WHAT THE EXERCISE ASKS> Find every line in the records below that holds the word "this" and copy it.

[Start]

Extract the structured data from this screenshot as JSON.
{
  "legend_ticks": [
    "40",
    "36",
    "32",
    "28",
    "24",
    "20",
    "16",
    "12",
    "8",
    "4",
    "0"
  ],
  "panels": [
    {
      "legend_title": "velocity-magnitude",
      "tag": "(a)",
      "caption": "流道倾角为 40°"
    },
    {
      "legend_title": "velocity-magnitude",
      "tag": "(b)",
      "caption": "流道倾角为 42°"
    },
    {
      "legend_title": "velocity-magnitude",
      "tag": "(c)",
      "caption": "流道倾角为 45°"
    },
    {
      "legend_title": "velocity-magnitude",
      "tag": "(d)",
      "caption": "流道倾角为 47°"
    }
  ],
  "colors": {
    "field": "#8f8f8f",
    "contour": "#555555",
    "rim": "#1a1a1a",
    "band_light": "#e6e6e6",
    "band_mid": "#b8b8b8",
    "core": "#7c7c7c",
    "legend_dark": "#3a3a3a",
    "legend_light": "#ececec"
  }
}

[End]
[Start]

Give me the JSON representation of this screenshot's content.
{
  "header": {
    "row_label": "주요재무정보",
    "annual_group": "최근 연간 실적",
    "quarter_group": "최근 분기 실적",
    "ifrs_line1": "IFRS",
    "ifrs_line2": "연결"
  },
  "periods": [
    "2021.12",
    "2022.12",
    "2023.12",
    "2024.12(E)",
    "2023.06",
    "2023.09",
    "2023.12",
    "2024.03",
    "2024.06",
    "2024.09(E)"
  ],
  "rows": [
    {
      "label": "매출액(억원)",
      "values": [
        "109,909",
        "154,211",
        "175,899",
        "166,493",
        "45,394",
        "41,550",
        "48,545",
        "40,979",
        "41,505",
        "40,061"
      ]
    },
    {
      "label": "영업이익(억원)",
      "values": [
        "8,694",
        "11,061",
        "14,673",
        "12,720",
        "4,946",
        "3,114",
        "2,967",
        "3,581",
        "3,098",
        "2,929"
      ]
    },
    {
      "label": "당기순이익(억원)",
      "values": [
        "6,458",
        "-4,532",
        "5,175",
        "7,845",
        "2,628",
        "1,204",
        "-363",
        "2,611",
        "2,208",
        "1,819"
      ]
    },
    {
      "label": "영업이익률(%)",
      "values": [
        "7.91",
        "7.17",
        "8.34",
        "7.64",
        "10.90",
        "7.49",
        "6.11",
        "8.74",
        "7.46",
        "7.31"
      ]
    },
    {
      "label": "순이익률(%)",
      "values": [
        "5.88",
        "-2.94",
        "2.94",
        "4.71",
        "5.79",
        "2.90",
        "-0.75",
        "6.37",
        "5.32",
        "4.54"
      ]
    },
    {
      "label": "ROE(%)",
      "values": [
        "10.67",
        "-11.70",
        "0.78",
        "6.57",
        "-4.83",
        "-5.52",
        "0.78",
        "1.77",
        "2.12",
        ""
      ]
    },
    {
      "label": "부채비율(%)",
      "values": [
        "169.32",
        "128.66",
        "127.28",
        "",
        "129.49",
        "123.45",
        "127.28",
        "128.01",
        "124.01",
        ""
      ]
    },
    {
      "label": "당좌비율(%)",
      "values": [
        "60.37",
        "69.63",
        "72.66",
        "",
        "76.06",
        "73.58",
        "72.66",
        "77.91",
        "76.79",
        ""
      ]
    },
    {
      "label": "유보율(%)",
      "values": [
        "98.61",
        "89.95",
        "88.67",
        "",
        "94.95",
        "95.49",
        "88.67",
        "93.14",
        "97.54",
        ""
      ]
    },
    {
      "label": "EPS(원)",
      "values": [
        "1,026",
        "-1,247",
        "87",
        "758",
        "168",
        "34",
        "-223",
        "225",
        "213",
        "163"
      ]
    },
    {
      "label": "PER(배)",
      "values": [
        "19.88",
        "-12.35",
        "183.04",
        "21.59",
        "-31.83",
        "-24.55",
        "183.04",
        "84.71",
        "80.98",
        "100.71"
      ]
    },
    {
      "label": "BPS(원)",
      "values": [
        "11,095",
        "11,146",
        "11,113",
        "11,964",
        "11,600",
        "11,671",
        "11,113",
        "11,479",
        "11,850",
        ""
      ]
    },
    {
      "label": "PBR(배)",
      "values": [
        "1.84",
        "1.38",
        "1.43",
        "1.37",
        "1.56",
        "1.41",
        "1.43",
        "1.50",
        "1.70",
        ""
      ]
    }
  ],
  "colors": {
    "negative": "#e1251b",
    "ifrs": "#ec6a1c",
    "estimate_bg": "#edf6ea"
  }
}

[End]

ANSWER IN FULL>
Extract the structured data from this screenshot as JSON.
Give me the JSON representation of this screenshot's content.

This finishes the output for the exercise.